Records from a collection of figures

----------

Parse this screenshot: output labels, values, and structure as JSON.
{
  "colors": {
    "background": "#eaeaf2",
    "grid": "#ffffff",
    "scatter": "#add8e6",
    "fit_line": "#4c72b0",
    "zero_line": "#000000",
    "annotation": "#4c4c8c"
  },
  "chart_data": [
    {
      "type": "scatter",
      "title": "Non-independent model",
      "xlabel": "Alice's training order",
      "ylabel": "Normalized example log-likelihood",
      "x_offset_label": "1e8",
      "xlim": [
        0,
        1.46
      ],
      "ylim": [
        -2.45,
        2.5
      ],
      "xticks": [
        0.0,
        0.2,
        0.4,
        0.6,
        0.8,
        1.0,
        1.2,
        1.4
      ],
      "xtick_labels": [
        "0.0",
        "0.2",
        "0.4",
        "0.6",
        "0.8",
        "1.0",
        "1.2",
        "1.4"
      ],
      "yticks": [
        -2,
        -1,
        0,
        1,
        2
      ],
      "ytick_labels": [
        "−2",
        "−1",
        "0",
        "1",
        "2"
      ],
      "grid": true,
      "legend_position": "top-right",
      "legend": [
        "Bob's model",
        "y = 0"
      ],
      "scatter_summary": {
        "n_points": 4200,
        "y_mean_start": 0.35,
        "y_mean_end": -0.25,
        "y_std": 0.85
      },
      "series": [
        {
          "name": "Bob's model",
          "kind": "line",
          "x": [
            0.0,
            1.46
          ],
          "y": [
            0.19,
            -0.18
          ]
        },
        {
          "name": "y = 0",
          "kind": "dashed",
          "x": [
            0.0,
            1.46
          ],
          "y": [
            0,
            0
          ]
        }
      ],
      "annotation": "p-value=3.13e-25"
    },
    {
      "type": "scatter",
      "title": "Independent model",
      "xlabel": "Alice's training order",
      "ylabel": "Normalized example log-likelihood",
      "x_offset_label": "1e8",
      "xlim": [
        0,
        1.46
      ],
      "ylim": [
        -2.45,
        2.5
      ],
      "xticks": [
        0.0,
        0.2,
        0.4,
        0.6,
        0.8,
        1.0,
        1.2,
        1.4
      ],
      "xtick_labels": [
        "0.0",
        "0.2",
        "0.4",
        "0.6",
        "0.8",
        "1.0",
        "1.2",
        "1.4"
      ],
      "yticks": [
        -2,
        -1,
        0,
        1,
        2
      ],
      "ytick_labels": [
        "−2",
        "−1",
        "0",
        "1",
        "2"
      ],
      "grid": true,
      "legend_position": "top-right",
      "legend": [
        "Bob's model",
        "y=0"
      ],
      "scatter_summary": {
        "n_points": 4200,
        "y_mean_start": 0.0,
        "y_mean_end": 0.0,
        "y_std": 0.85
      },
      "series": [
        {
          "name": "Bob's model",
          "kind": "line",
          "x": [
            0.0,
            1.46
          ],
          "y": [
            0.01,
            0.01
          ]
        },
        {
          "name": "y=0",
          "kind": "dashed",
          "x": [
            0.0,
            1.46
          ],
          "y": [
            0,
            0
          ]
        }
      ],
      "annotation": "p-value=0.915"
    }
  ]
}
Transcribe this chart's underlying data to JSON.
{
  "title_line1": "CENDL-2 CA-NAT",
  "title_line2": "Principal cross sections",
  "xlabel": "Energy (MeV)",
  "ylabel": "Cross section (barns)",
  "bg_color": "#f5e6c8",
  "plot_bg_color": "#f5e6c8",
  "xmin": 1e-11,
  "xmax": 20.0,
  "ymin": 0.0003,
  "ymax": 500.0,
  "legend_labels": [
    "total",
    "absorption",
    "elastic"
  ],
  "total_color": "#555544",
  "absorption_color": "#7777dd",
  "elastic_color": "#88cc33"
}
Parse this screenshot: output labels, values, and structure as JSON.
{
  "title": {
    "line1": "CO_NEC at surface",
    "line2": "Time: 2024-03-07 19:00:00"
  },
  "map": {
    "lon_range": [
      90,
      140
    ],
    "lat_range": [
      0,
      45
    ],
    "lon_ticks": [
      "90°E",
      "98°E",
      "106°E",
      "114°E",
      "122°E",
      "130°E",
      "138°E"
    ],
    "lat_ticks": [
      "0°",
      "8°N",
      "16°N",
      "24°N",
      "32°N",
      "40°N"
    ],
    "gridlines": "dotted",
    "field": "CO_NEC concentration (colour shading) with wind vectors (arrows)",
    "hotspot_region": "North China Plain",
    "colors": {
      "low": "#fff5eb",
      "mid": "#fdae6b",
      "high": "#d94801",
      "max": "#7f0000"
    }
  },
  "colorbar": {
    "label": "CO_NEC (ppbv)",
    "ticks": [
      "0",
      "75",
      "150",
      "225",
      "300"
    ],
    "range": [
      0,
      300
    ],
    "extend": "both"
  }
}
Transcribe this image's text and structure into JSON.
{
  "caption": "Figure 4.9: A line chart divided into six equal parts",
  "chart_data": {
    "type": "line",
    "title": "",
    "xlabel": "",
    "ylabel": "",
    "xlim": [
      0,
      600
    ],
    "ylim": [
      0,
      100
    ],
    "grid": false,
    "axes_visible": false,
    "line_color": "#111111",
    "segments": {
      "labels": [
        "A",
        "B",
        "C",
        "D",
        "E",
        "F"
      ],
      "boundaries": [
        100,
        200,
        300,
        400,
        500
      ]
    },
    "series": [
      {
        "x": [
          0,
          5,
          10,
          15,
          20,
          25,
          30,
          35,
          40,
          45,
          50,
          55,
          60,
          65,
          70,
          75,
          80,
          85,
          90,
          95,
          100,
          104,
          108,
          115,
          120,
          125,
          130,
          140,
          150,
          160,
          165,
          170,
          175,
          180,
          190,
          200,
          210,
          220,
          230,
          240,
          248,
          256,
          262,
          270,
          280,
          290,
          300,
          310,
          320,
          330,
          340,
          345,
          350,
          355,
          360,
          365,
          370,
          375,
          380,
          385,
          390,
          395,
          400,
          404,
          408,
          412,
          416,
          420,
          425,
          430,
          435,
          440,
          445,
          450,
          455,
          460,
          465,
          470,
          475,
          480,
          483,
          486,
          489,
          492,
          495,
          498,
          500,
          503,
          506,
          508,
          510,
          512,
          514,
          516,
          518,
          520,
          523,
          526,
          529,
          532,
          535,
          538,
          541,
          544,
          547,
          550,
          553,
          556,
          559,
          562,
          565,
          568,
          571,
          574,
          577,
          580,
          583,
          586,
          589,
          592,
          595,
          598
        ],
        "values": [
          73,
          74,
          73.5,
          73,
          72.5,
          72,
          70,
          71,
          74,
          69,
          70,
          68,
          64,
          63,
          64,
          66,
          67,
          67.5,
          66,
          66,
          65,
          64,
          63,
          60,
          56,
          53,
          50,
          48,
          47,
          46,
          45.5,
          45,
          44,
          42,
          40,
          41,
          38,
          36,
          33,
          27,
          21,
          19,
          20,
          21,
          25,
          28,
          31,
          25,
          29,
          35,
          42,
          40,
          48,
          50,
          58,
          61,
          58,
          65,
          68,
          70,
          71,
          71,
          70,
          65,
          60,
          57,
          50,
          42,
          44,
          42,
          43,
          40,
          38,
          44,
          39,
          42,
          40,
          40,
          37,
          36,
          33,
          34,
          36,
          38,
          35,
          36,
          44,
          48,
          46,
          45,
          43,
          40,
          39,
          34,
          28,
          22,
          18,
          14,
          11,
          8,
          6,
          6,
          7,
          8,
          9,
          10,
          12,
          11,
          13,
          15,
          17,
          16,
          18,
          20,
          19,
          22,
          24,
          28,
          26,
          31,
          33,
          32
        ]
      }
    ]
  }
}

----------

* **Task brief**: Return every line exactly.

* **Response to the task**:
Parse this screenshot: output labels, values, and structure as JSON.
{
  "colors": {
    "background": "#eaeaf2",
    "grid": "#ffffff",
    "scatter": "#add8e6",
    "fit_line": "#4c72b0",
    "zero_line": "#000000",
    "annotation": "#4c4c8c"
  },
  "chart_data": [
    {
      "type": "scatter",
      "title": "Non-independent model",
      "xlabel": "Alice's training order",
      "ylabel": "Normalized example log-likelihood",
      "x_offset_label": "1e8",
      "xlim": [
        0,
        1.46
      ],
      "ylim": [
        -2.45,
        2.5
      ],
      "xticks": [
        0.0,
        0.2,
        0.4,
        0.6,
        0.8,
        1.0,
        1.2,
        1.4
      ],
      "xtick_labels": [
        "0.0",
        "0.2",
        "0.4",
        "0.6",
        "0.8",
        "1.0",
        "1.2",
        "1.4"
      ],
      "yticks": [
        -2,
        -1,
        0,
        1,
        2
      ],
      "ytick_labels": [
        "−2",
        "−1",
        "0",
        "1",
        "2"
      ],
      "grid": true,
      "legend_position": "top-right",
      "legend": [
        "Bob's model",
        "y = 0"
      ],
      "scatter_summary": {
        "n_points": 4200,
        "y_mean_start": 0.35,
        "y_mean_end": -0.25,
        "y_std": 0.85
      },
      "series": [
        {
          "name": "Bob's model",
          "kind": "line",
          "x": [
            0.0,
            1.46
          ],
          "y": [
            0.19,
            -0.18
          ]
        },
        {
          "name": "y = 0",
          "kind": "dashed",
          "x": [
            0.0,
            1.46
          ],
          "y": [
            0,
            0
          ]
        }
      ],
      "annotation": "p-value=3.13e-25"
    },
    {
      "type": "scatter",
      "title": "Independent model",
      "xlabel": "Alice's training order",
      "ylabel": "Normalized example log-likelihood",
      "x_offset_label": "1e8",
      "xlim": [
        0,
        1.46
      ],
      "ylim": [
        -2.45,
        2.5
      ],
      "xticks": [
        0.0,
        0.2,
        0.4,
        0.6,
        0.8,
        1.0,
        1.2,
        1.4
      ],
      "xtick_labels": [
        "0.0",
        "0.2",
        "0.4",
        "0.6",
        "0.8",
        "1.0",
        "1.2",
        "1.4"
      ],
      "yticks": [
        -2,
        -1,
        0,
        1,
        2
      ],
      "ytick_labels": [
        "−2",
        "−1",
        "0",
        "1",
        "2"
      ],
      "grid": true,
      "legend_position": "top-right",
      "legend": [
        "Bob's model",
        "y=0"
      ],
      "scatter_summary": {
        "n_points": 4200,
        "y_mean_start": 0.0,
        "y_mean_end": 0.0,
        "y_std": 0.85
      },
      "series": [
        {
          "name": "Bob's model",
          "kind": "line",
          "x": [
            0.0,
            1.46
          ],
          "y": [
            0.01,
            0.01
          ]
        },
        {
          "name": "y=0",
          "kind": "dashed",
          "x": [
            0.0,
            1.46
          ],
          "y": [
            0,
            0
          ]
        }
      ],
      "annotation": "p-value=0.915"
    }
  ]
}
Transcribe this chart's underlying data to JSON.
{
  "title_line1": "CENDL-2 CA-NAT",
  "title_line2": "Principal cross sections",
  "xlabel": "Energy (MeV)",
  "ylabel": "Cross section (barns)",
  "bg_color": "#f5e6c8",
  "plot_bg_color": "#f5e6c8",
  "xmin": 1e-11,
  "xmax": 20.0,
  "ymin": 0.0003,
  "ymax": 500.0,
  "legend_labels": [
    "total",
    "absorption",
    "elastic"
  ],
  "total_color": "#555544",
  "absorption_color": "#7777dd",
  "elastic_color": "#88cc33"
}
Parse this screenshot: output labels, values, and structure as JSON.
{
  "title": {
    "line1": "CO_NEC at surface",
    "line2": "Time: 2024-03-07 19:00:00"
  },
  "map": {
    "lon_range": [
      90,
      140
    ],
    "lat_range": [
      0,
      45
    ],
    "lon_ticks": [
      "90°E",
      "98°E",
      "106°E",
      "114°E",
      "122°E",
      "130°E",
      "138°E"
    ],
    "lat_ticks": [
      "0°",
      "8°N",
      "16°N",
      "24°N",
      "32°N",
      "40°N"
    ],
    "gridlines": "dotted",
    "field": "CO_NEC concentration (colour shading) with wind vectors (arrows)",
    "hotspot_region": "North China Plain",
    "colors": {
      "low": "#fff5eb",
      "mid": "#fdae6b",
      "high": "#d94801",
      "max": "#7f0000"
    }
  },
  "colorbar": {
    "label": "CO_NEC (ppbv)",
    "ticks": [
      "0",
      "75",
      "150",
      "225",
      "300"
    ],
    "range": [
      0,
      300
    ],
    "extend": "both"
  }
}
Transcribe this image's text and structure into JSON.
{
  "caption": "Figure 4.9: A line chart divided into six equal parts",
  "chart_data": {
    "type": "line",
    "title": "",
    "xlabel": "",
    "ylabel": "",
    "xlim": [
      0,
      600
    ],
    "ylim": [
      0,
      100
    ],
    "grid": false,
    "axes_visible": false,
    "line_color": "#111111",
    "segments": {
      "labels": [
        "A",
        "B",
        "C",
        "D",
        "E",
        "F"
      ],
      "boundaries": [
        100,
        200,
        300,
        400,
        500
      ]
    },
    "series": [
      {
        "x": [
          0,
          5,
          10,
          15,
          20,
          25,
          30,
          35,
          40,
          45,
          50,
          55,
          60,
          65,
          70,
          75,
          80,
          85,
          90,
          95,
          100,
          104,
          108,
          115,
          120,
          125,
          130,
          140,
          150,
          160,
          165,
          170,
          175,
          180,
          190,
          200,
          210,
          220,
          230,
          240,
          248,
          256,
          262,
          270,
          280,
          290,
          300,
          310,
          320,
          330,
          340,
          345,
          350,
          355,
          360,
          365,
          370,
          375,
          380,
          385,
          390,
          395,
          400,
          404,
          408,
          412,
          416,
          420,
          425,
          430,
          435,
          440,
          445,
          450,
          455,
          460,
          465,
          470,
          475,
          480,
          483,
          486,
          489,
          492,
          495,
          498,
          500,
          503,
          506,
          508,
          510,
          512,
          514,
          516,
          518,
          520,
          523,
          526,
          529,
          532,
          535,
          538,
          541,
          544,
          547,
          550,
          553,
          556,
          559,
          562,
          565,
          568,
          571,
          574,
          577,
          580,
          583,
          586,
          589,
          592,
          595,
          598
        ],
        "values": [
          73,
          74,
          73.5,
          73,
          72.5,
          72,
          70,
          71,
          74,
          69,
          70,
          68,
          64,
          63,
          64,
          66,
          67,
          67.5,
          66,
          66,
          65,
          64,
          63,
          60,
          56,
          53,
          50,
          48,
          47,
          46,
          45.5,
          45,
          44,
          42,
          40,
          41,
          38,
          36,
          33,
          27,
          21,
          19,
          20,
          21,
          25,
          28,
          31,
          25,
          29,
          35,
          42,
          40,
          48,
          50,
          58,
          61,
          58,
          65,
          68,
          70,
          71,
          71,
          70,
          65,
          60,
          57,
          50,
          42,
          44,
          42,
          43,
          40,
          38,
          44,
          39,
          42,
          40,
          40,
          37,
          36,
          33,
          34,
          36,
          38,
          35,
          36,
          44,
          48,
          46,
          45,
          43,
          40,
          39,
          34,
          28,
          22,
          18,
          14,
          11,
          8,
          6,
          6,
          7,
          8,
          9,
          10,
          12,
          11,
          13,
          15,
          17,
          16,
          18,
          20,
          19,
          22,
          24,
          28,
          26,
          31,
          33,
          32
        ]
      }
    ]
  }
}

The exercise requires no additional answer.